[begin ENTRIES SUPPLIED]

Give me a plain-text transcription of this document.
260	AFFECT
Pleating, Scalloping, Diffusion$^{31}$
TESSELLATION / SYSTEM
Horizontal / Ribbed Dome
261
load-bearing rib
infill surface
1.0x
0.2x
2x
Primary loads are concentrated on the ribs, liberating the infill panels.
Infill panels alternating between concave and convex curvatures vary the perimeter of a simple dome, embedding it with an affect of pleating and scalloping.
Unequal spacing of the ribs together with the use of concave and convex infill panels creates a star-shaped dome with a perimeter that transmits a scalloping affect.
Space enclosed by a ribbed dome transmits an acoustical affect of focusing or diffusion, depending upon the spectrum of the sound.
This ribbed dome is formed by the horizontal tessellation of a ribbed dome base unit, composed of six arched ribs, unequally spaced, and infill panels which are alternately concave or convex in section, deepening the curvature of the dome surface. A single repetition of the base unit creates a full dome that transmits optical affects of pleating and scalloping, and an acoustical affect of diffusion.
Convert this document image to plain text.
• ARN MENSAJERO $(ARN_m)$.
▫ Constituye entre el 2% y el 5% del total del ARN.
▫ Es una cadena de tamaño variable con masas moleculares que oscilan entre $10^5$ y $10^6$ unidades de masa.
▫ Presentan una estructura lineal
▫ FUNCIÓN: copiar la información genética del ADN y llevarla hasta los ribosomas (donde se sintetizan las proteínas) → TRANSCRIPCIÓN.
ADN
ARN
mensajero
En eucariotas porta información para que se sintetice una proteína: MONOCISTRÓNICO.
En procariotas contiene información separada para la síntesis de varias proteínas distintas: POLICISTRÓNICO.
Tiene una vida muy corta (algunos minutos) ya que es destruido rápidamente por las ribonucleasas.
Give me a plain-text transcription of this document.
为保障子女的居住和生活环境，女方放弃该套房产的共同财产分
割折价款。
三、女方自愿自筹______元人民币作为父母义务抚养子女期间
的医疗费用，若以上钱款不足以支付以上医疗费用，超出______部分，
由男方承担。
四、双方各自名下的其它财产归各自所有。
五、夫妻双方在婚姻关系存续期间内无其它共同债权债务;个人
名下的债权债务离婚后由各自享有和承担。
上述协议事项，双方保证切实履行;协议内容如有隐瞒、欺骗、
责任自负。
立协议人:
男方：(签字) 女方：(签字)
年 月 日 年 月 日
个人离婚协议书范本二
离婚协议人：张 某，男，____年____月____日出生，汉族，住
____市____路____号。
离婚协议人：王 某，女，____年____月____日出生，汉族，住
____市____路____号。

[end ENTRIES SUPPLIED]

- **SHORT TASK**:
Each line above that includes "panels" should be shown.

- **RIGHT ANSWER**:
Primary loads are concentrated on the ribs, liberating the infill panels.
Infill panels alternating between concave and convex curvatures vary the perimeter of a simple dome, embedding it with an affect of pleating and scalloping.
Unequal spacing of the ribs together with the use of concave and convex infill panels creates a star-shaped dome with a perimeter that transmits a scalloping affect.
This ribbed dome is formed by the horizontal tessellation of a ribbed dome base unit, composed of six arched ribs, unequally spaced, and infill panels which are alternately concave or convex in section, deepening the curvature of the dome surface. A single repetition of the base unit creates a full dome that transmits optical affects of pleating and scalloping, and an acoustical affect of diffusion.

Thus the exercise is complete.